[Records from a collection of figures]
···

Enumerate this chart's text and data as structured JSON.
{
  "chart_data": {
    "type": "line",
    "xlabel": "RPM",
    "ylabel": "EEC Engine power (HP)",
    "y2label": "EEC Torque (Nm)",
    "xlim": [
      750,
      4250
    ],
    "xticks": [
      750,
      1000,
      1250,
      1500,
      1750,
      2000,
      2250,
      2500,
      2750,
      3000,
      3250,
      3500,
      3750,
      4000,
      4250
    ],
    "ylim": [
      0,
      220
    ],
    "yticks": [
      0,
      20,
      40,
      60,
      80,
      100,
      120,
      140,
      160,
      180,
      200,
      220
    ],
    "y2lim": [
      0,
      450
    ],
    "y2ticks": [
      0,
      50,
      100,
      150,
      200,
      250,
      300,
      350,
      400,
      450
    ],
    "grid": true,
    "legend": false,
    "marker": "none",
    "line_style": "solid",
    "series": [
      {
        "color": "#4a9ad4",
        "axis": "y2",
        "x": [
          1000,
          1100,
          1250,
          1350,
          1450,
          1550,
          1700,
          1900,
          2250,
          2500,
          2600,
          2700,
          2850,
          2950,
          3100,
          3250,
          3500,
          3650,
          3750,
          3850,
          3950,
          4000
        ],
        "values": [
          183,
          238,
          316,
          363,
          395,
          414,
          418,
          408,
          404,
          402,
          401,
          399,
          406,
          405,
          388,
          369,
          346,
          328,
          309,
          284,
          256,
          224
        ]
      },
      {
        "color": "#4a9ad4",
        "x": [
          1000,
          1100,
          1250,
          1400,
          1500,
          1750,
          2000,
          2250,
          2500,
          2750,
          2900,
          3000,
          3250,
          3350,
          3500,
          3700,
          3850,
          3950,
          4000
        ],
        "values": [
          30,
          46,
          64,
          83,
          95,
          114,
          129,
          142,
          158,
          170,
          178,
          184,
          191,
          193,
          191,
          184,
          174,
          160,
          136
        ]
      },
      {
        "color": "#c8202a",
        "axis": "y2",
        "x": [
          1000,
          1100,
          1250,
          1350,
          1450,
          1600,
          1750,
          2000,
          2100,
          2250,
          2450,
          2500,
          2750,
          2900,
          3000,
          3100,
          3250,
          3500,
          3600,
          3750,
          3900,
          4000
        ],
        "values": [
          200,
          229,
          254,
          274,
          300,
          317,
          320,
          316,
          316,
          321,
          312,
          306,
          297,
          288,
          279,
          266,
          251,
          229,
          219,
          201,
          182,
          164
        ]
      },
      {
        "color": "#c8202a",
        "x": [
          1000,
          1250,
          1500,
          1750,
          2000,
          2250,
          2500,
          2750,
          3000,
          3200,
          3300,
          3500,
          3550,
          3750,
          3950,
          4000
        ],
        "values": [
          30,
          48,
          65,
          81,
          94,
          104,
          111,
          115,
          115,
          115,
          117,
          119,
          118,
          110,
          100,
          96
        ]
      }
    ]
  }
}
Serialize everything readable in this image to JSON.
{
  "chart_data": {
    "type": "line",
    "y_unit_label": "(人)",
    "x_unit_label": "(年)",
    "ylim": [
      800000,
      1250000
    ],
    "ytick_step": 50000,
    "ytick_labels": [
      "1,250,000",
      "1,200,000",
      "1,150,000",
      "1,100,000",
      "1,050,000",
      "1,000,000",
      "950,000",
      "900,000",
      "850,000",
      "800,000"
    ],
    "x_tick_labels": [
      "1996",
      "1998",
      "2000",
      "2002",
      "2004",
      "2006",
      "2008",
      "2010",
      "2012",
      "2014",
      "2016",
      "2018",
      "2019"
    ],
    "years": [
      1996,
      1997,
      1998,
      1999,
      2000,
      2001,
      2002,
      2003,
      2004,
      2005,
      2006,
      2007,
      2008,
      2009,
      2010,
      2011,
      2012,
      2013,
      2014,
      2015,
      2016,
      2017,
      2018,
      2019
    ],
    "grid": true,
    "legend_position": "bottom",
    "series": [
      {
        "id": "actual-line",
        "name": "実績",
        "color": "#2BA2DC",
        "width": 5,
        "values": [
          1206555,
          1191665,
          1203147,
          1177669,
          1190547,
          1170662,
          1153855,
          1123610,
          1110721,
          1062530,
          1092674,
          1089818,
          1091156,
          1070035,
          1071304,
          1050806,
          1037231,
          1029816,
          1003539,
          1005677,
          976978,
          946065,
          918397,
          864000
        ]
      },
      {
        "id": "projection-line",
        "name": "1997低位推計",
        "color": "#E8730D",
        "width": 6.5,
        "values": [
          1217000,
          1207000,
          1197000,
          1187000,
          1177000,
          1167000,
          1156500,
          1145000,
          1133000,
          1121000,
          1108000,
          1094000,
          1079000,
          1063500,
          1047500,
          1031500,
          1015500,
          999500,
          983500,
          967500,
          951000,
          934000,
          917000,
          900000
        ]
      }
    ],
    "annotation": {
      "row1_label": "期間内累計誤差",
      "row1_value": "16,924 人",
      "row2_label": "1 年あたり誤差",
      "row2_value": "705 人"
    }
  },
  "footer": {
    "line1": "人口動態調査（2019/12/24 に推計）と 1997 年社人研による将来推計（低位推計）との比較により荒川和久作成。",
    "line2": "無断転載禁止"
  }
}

···

The listing above must be transcribed exactly, line by line.

Solution to this task:
Enumerate this chart's text and data as structured JSON.
{
  "chart_data": {
    "type": "line",
    "xlabel": "RPM",
    "ylabel": "EEC Engine power (HP)",
    "y2label": "EEC Torque (Nm)",
    "xlim": [
      750,
      4250
    ],
    "xticks": [
      750,
      1000,
      1250,
      1500,
      1750,
      2000,
      2250,
      2500,
      2750,
      3000,
      3250,
      3500,
      3750,
      4000,
      4250
    ],
    "ylim": [
      0,
      220
    ],
    "yticks": [
      0,
      20,
      40,
      60,
      80,
      100,
      120,
      140,
      160,
      180,
      200,
      220
    ],
    "y2lim": [
      0,
      450
    ],
    "y2ticks": [
      0,
      50,
      100,
      150,
      200,
      250,
      300,
      350,
      400,
      450
    ],
    "grid": true,
    "legend": false,
    "marker": "none",
    "line_style": "solid",
    "series": [
      {
        "color": "#4a9ad4",
        "axis": "y2",
        "x": [
          1000,
          1100,
          1250,
          1350,
          1450,
          1550,
          1700,
          1900,
          2250,
          2500,
          2600,
          2700,
          2850,
          2950,
          3100,
          3250,
          3500,
          3650,
          3750,
          3850,
          3950,
          4000
        ],
        "values": [
          183,
          238,
          316,
          363,
          395,
          414,
          418,
          408,
          404,
          402,
          401,
          399,
          406,
          405,
          388,
          369,
          346,
          328,
          309,
          284,
          256,
          224
        ]
      },
      {
        "color": "#4a9ad4",
        "x": [
          1000,
          1100,
          1250,
          1400,
          1500,
          1750,
          2000,
          2250,
          2500,
          2750,
          2900,
          3000,
          3250,
          3350,
          3500,
          3700,
          3850,
          3950,
          4000
        ],
        "values": [
          30,
          46,
          64,
          83,
          95,
          114,
          129,
          142,
          158,
          170,
          178,
          184,
          191,
          193,
          191,
          184,
          174,
          160,
          136
        ]
      },
      {
        "color": "#c8202a",
        "axis": "y2",
        "x": [
          1000,
          1100,
          1250,
          1350,
          1450,
          1600,
          1750,
          2000,
          2100,
          2250,
          2450,
          2500,
          2750,
          2900,
          3000,
          3100,
          3250,
          3500,
          3600,
          3750,
          3900,
          4000
        ],
        "values": [
          200,
          229,
          254,
          274,
          300,
          317,
          320,
          316,
          316,
          321,
          312,
          306,
          297,
          288,
          279,
          266,
          251,
          229,
          219,
          201,
          182,
          164
        ]
      },
      {
        "color": "#c8202a",
        "x": [
          1000,
          1250,
          1500,
          1750,
          2000,
          2250,
          2500,
          2750,
          3000,
          3200,
          3300,
          3500,
          3550,
          3750,
          3950,
          4000
        ],
        "values": [
          30,
          48,
          65,
          81,
          94,
          104,
          111,
          115,
          115,
          115,
          117,
          119,
          118,
          110,
          100,
          96
        ]
      }
    ]
  }
}
Serialize everything readable in this image to JSON.
{
  "chart_data": {
    "type": "line",
    "y_unit_label": "(人)",
    "x_unit_label": "(年)",
    "ylim": [
      800000,
      1250000
    ],
    "ytick_step": 50000,
    "ytick_labels": [
      "1,250,000",
      "1,200,000",
      "1,150,000",
      "1,100,000",
      "1,050,000",
      "1,000,000",
      "950,000",
      "900,000",
      "850,000",
      "800,000"
    ],
    "x_tick_labels": [
      "1996",
      "1998",
      "2000",
      "2002",
      "2004",
      "2006",
      "2008",
      "2010",
      "2012",
      "2014",
      "2016",
      "2018",
      "2019"
    ],
    "years": [
      1996,
      1997,
      1998,
      1999,
      2000,
      2001,
      2002,
      2003,
      2004,
      2005,
      2006,
      2007,
      2008,
      2009,
      2010,
      2011,
      2012,
      2013,
      2014,
      2015,
      2016,
      2017,
      2018,
      2019
    ],
    "grid": true,
    "legend_position": "bottom",
    "series": [
      {
        "id": "actual-line",
        "name": "実績",
        "color": "#2BA2DC",
        "width": 5,
        "values": [
          1206555,
          1191665,
          1203147,
          1177669,
          1190547,
          1170662,
          1153855,
          1123610,
          1110721,
          1062530,
          1092674,
          1089818,
          1091156,
          1070035,
          1071304,
          1050806,
          1037231,
          1029816,
          1003539,
          1005677,
          976978,
          946065,
          918397,
          864000
        ]
      },
      {
        "id": "projection-line",
        "name": "1997低位推計",
        "color": "#E8730D",
        "width": 6.5,
        "values": [
          1217000,
          1207000,
          1197000,
          1187000,
          1177000,
          1167000,
          1156500,
          1145000,
          1133000,
          1121000,
          1108000,
          1094000,
          1079000,
          1063500,
          1047500,
          1031500,
          1015500,
          999500,
          983500,
          967500,
          951000,
          934000,
          917000,
          900000
        ]
      }
    ],
    "annotation": {
      "row1_label": "期間内累計誤差",
      "row1_value": "16,924 人",
      "row2_label": "1 年あたり誤差",
      "row2_value": "705 人"
    }
  },
  "footer": {
    "line1": "人口動態調査（2019/12/24 に推計）と 1997 年社人研による将来推計（低位推計）との比較により荒川和久作成。",
    "line2": "無断転載禁止"
  }
}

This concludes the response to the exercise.